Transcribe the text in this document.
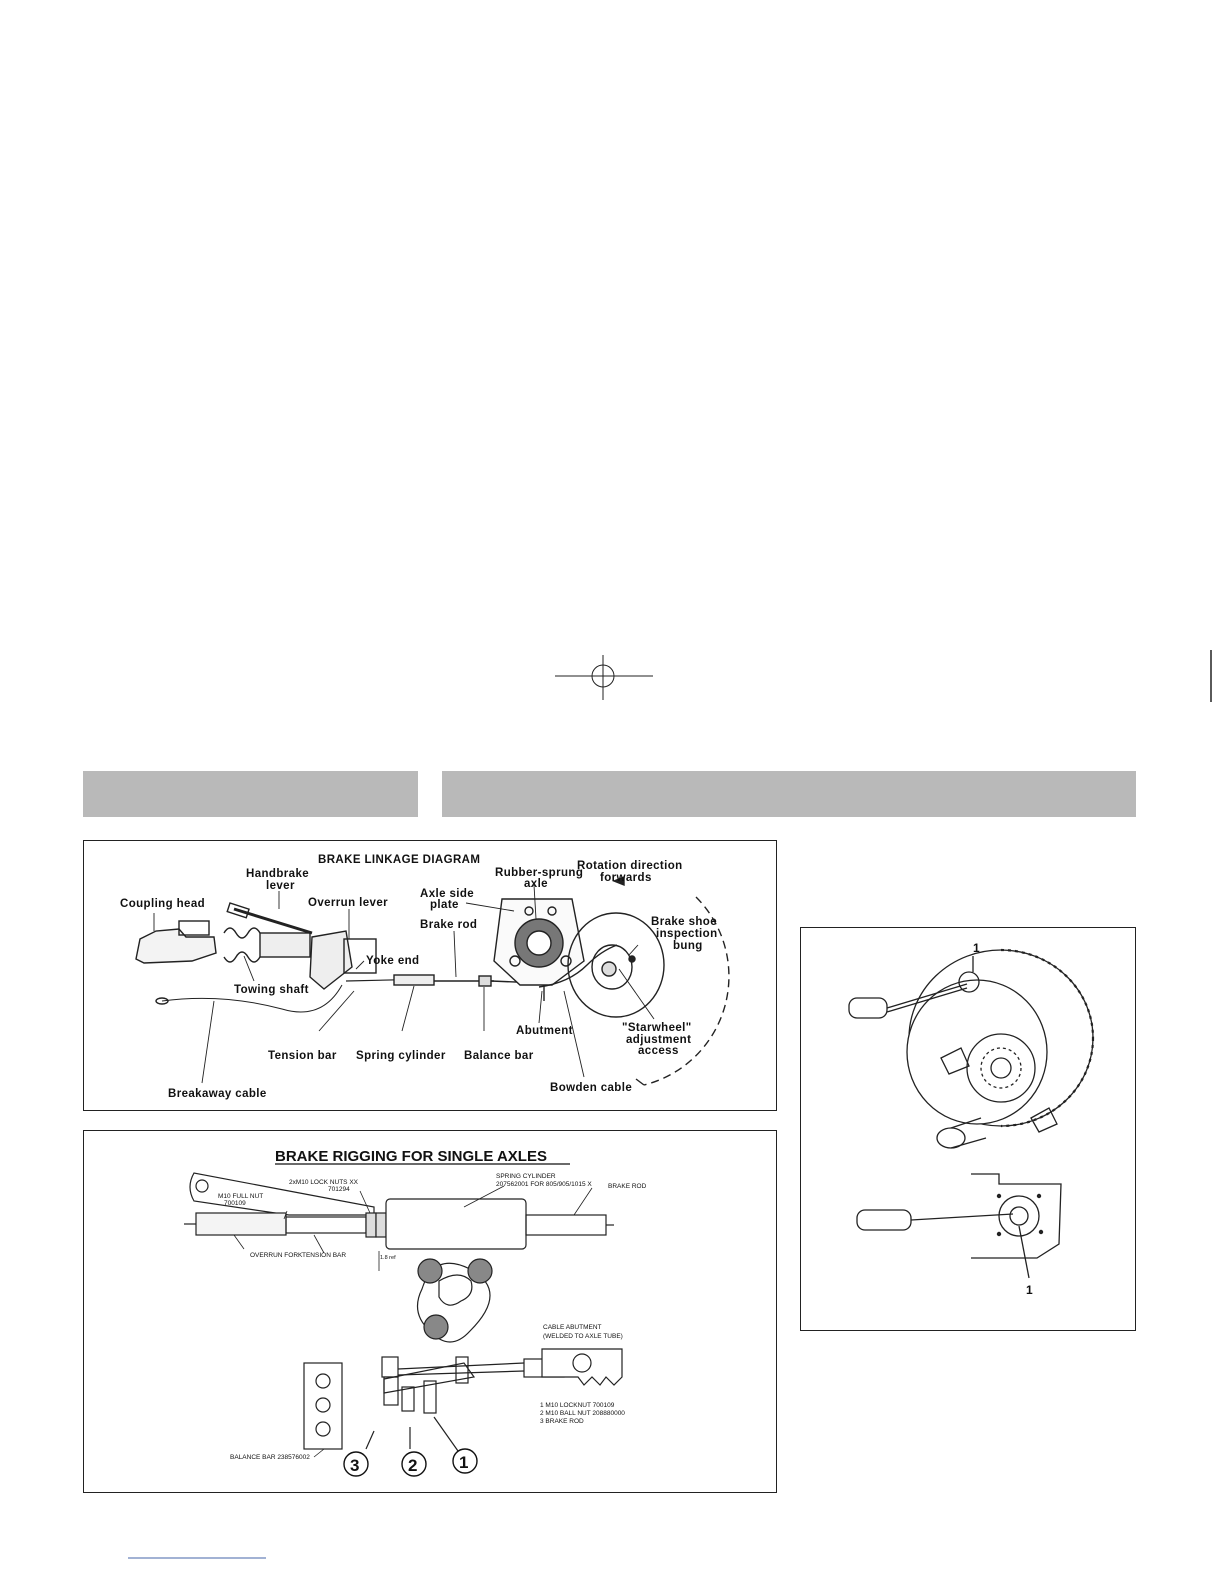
BRAKE LINKAGE DIAGRAM
Handbrake
lever
Coupling head	Overrun lever
Axle side
plate
Rubber-sprung
axle
Rotation direction
forwards
Brake rod	Brake shoe
inspection
bung
Yoke end
Towing shaft
Abutment	"Starwheel"
adjustment
access
Tension bar Spring cylinder Balance bar
Breakaway cable	Bowden cable
BRAKE RIGGING FOR SINGLE AXLES
2xM10 LOCK NUTS XX
701294
M10 FULL NUT
700109
SPRING CYLINDER
207562001 FOR 805/905/1015 X BRAKE ROD
OVERRUN FORK TENSION BAR	1.8 ref
CABLE ABUTMENT
(WELDED TO AXLE TUBE)
1 M10 LOCKNUT 700109
2 M10 BALL NUT 208880000
3 BRAKE ROD
BALANCE BAR 238576002 3	2 1
1
1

+ + + + +

- [Task requirements]:
Write out the listing above exactly as it stands, pictures excluded.

- [Solution for this problem]:
Transcribe the text in this document.
BRAKE LINKAGE DIAGRAM
Handbrake
lever
Coupling head	Overrun lever
Axle side
plate
Rubber-sprung
axle
Rotation direction
forwards
Brake rod	Brake shoe
inspection
bung
Yoke end
Towing shaft
Abutment	"Starwheel"
adjustment
access
Tension bar Spring cylinder Balance bar
Breakaway cable	Bowden cable
BRAKE RIGGING FOR SINGLE AXLES
2xM10 LOCK NUTS XX
701294
M10 FULL NUT
700109
SPRING CYLINDER
207562001 FOR 805/905/1015 X BRAKE ROD
OVERRUN FORK TENSION BAR	1.8 ref
CABLE ABUTMENT
(WELDED TO AXLE TUBE)
1 M10 LOCKNUT 700109
2 M10 BALL NUT 208880000
3 BRAKE ROD
BALANCE BAR 238576002 3	2 1
1
1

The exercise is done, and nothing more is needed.